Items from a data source
--- --- ---
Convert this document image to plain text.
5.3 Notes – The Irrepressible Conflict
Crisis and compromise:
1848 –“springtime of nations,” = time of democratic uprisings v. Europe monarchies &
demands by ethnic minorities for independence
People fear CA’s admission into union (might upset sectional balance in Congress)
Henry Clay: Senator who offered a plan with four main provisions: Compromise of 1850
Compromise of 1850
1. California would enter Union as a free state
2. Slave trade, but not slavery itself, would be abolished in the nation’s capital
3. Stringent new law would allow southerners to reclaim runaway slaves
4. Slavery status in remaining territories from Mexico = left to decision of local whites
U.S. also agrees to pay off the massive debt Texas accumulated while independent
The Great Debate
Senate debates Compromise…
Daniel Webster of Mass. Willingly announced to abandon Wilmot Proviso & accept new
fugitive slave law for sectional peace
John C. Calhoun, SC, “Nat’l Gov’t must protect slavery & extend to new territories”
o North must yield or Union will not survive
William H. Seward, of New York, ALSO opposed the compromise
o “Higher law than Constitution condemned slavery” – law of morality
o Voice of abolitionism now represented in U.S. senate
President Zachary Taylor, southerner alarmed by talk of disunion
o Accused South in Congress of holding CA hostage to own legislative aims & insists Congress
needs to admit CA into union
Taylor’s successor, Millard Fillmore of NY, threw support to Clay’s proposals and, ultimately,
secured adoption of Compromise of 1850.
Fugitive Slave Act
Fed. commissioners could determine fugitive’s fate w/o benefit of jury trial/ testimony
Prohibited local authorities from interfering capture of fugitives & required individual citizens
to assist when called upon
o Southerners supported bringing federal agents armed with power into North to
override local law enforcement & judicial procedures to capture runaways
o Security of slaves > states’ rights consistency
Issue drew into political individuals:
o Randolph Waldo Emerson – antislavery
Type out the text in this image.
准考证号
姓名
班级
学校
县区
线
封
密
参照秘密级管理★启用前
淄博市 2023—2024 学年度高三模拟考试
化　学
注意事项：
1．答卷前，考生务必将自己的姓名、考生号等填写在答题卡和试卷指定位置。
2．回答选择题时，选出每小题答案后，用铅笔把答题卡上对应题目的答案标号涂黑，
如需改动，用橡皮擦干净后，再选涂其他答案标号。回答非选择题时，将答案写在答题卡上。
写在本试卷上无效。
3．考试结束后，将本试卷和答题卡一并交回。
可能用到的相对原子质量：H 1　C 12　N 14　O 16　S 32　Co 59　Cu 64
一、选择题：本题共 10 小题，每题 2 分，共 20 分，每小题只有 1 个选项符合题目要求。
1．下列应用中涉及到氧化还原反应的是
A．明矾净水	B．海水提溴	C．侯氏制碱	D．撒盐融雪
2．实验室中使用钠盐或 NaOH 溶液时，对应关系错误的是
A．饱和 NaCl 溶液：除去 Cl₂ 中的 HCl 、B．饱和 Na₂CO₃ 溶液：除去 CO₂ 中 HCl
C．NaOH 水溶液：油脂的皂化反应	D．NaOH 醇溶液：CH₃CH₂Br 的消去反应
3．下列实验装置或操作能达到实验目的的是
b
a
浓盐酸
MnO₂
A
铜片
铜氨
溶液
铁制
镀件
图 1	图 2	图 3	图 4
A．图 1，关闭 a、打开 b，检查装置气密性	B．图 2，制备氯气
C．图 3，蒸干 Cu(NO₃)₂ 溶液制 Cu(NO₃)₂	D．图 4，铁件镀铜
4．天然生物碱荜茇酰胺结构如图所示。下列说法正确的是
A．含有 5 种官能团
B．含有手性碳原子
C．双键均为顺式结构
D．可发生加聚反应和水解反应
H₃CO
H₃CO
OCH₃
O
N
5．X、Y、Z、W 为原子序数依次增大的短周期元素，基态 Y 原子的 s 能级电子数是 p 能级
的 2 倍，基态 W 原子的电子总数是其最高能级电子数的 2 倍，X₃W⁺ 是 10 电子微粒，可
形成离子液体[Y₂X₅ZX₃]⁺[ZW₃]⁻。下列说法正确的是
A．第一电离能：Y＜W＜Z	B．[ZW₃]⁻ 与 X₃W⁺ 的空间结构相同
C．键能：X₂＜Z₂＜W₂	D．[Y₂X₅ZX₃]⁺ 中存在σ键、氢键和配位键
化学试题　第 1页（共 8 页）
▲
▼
--- --- ---
**WHAT TO WORK ON**
Repeat every record exactly as written, please.

**PROBLEM SOLUTION**
Convert this document image to plain text.
5.3 Notes – The Irrepressible Conflict
Crisis and compromise:
1848 –“springtime of nations,” = time of democratic uprisings v. Europe monarchies &
demands by ethnic minorities for independence
People fear CA’s admission into union (might upset sectional balance in Congress)
Henry Clay: Senator who offered a plan with four main provisions: Compromise of 1850
Compromise of 1850
1. California would enter Union as a free state
2. Slave trade, but not slavery itself, would be abolished in the nation’s capital
3. Stringent new law would allow southerners to reclaim runaway slaves
4. Slavery status in remaining territories from Mexico = left to decision of local whites
U.S. also agrees to pay off the massive debt Texas accumulated while independent
The Great Debate
Senate debates Compromise…
Daniel Webster of Mass. Willingly announced to abandon Wilmot Proviso & accept new
fugitive slave law for sectional peace
John C. Calhoun, SC, “Nat’l Gov’t must protect slavery & extend to new territories”
o North must yield or Union will not survive
William H. Seward, of New York, ALSO opposed the compromise
o “Higher law than Constitution condemned slavery” – law of morality
o Voice of abolitionism now represented in U.S. senate
President Zachary Taylor, southerner alarmed by talk of disunion
o Accused South in Congress of holding CA hostage to own legislative aims & insists Congress
needs to admit CA into union
Taylor’s successor, Millard Fillmore of NY, threw support to Clay’s proposals and, ultimately,
secured adoption of Compromise of 1850.
Fugitive Slave Act
Fed. commissioners could determine fugitive’s fate w/o benefit of jury trial/ testimony
Prohibited local authorities from interfering capture of fugitives & required individual citizens
to assist when called upon
o Southerners supported bringing federal agents armed with power into North to
override local law enforcement & judicial procedures to capture runaways
o Security of slaves > states’ rights consistency
Issue drew into political individuals:
o Randolph Waldo Emerson – antislavery
Type out the text in this image.
准考证号
姓名
班级
学校
县区
线
封
密
参照秘密级管理★启用前
淄博市 2023—2024 学年度高三模拟考试
化　学
注意事项：
1．答卷前，考生务必将自己的姓名、考生号等填写在答题卡和试卷指定位置。
2．回答选择题时，选出每小题答案后，用铅笔把答题卡上对应题目的答案标号涂黑，
如需改动，用橡皮擦干净后，再选涂其他答案标号。回答非选择题时，将答案写在答题卡上。
写在本试卷上无效。
3．考试结束后，将本试卷和答题卡一并交回。
可能用到的相对原子质量：H 1　C 12　N 14　O 16　S 32　Co 59　Cu 64
一、选择题：本题共 10 小题，每题 2 分，共 20 分，每小题只有 1 个选项符合题目要求。
1．下列应用中涉及到氧化还原反应的是
A．明矾净水	B．海水提溴	C．侯氏制碱	D．撒盐融雪
2．实验室中使用钠盐或 NaOH 溶液时，对应关系错误的是
A．饱和 NaCl 溶液：除去 Cl₂ 中的 HCl 、B．饱和 Na₂CO₃ 溶液：除去 CO₂ 中 HCl
C．NaOH 水溶液：油脂的皂化反应	D．NaOH 醇溶液：CH₃CH₂Br 的消去反应
3．下列实验装置或操作能达到实验目的的是
b
a
浓盐酸
MnO₂
A
铜片
铜氨
溶液
铁制
镀件
图 1	图 2	图 3	图 4
A．图 1，关闭 a、打开 b，检查装置气密性	B．图 2，制备氯气
C．图 3，蒸干 Cu(NO₃)₂ 溶液制 Cu(NO₃)₂	D．图 4，铁件镀铜
4．天然生物碱荜茇酰胺结构如图所示。下列说法正确的是
A．含有 5 种官能团
B．含有手性碳原子
C．双键均为顺式结构
D．可发生加聚反应和水解反应
H₃CO
H₃CO
OCH₃
O
N
5．X、Y、Z、W 为原子序数依次增大的短周期元素，基态 Y 原子的 s 能级电子数是 p 能级
的 2 倍，基态 W 原子的电子总数是其最高能级电子数的 2 倍，X₃W⁺ 是 10 电子微粒，可
形成离子液体[Y₂X₅ZX₃]⁺[ZW₃]⁻。下列说法正确的是
A．第一电离能：Y＜W＜Z	B．[ZW₃]⁻ 与 X₃W⁺ 的空间结构相同
C．键能：X₂＜Z₂＜W₂	D．[Y₂X₅ZX₃]⁺ 中存在σ键、氢键和配位键
化学试题　第 1页（共 8 页）
▲
▼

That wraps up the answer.